***** DATASET EXTRACT

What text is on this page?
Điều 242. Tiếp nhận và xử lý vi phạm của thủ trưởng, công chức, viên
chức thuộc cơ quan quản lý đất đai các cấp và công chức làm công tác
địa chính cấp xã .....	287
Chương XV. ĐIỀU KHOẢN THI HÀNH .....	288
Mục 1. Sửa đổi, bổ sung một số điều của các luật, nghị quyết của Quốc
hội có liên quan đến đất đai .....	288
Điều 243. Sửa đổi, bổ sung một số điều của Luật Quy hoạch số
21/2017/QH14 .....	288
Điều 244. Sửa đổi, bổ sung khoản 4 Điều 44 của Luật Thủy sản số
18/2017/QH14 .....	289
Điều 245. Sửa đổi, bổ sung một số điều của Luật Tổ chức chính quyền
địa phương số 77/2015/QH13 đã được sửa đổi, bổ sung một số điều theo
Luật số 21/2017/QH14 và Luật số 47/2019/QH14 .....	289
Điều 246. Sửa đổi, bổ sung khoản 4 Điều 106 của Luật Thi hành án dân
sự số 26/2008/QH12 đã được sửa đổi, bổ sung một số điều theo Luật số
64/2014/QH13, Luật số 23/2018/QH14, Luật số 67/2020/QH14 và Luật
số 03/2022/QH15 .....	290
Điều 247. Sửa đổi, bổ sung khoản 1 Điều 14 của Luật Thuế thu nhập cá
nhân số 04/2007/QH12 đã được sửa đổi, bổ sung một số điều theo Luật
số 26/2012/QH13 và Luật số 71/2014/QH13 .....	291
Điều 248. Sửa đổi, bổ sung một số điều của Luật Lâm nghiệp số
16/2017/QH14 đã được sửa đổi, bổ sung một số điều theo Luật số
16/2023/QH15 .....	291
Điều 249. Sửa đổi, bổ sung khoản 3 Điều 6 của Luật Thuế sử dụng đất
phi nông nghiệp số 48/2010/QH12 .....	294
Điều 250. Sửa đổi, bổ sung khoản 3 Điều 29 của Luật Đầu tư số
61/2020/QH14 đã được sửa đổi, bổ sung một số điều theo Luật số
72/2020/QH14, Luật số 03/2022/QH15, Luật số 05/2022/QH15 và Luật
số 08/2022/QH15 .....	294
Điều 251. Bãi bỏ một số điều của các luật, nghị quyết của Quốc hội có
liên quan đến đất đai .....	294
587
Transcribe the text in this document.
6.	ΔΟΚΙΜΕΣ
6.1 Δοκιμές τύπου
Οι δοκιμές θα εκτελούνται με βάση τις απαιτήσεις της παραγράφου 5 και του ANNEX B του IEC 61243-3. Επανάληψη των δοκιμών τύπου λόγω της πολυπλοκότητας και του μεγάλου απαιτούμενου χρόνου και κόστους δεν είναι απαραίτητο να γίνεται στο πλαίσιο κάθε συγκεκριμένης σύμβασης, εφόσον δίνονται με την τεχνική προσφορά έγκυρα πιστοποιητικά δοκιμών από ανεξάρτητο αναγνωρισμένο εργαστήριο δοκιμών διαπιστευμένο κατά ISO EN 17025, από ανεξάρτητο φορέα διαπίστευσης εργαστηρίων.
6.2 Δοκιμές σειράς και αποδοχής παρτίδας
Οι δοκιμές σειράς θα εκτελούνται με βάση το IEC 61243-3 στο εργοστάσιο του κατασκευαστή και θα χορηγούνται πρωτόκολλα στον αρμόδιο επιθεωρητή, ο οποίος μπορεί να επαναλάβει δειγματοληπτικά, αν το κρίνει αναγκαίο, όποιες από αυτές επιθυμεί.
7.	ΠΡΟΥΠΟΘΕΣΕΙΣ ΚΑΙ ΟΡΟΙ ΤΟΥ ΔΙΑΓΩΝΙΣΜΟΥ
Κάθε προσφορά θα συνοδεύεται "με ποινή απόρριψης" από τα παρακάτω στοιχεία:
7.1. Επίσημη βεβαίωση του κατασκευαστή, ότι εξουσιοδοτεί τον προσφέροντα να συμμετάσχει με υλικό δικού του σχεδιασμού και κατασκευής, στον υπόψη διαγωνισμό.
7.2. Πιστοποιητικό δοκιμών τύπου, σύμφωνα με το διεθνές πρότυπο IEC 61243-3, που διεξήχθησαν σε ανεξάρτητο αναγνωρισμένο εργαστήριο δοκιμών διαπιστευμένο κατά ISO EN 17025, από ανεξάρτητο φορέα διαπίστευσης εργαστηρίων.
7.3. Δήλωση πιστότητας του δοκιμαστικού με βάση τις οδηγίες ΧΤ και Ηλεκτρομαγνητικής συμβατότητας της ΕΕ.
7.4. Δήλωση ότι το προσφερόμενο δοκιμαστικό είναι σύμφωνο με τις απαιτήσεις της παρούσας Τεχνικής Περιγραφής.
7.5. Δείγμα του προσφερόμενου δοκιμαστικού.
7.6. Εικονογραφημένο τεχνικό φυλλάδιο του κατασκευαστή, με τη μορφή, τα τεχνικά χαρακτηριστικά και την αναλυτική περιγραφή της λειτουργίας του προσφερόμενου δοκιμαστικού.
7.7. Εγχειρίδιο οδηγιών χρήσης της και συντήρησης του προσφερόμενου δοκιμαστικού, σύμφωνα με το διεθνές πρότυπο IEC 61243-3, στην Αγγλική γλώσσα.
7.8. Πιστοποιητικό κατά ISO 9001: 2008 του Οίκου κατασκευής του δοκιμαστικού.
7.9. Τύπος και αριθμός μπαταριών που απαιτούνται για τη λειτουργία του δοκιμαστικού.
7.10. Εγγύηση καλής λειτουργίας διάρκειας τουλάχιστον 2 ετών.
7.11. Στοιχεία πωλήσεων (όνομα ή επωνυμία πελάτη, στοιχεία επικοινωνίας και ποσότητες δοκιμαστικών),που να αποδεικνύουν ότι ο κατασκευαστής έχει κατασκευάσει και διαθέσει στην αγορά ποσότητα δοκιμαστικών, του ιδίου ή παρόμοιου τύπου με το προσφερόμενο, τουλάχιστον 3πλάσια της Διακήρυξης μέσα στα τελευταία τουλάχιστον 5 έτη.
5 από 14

**********

== EXERCISE PROMPT ==
Identify the lines in the entries that hold "πρότυπο" and return each one.

== RESULT OF THE EXERCISE ==
7.2. Πιστοποιητικό δοκιμών τύπου, σύμφωνα με το διεθνές πρότυπο IEC 61243-3, που διεξήχθησαν σε ανεξάρτητο αναγνωρισμένο εργαστήριο δοκιμών διαπιστευμένο κατά ISO EN 17025, από ανεξάρτητο φορέα διαπίστευσης εργαστηρίων.
7.7. Εγχειρίδιο οδηγιών χρήσης της και συντήρησης του προσφερόμενου δοκιμαστικού, σύμφωνα με το διεθνές πρότυπο IEC 61243-3, στην Αγγλική γλώσσα.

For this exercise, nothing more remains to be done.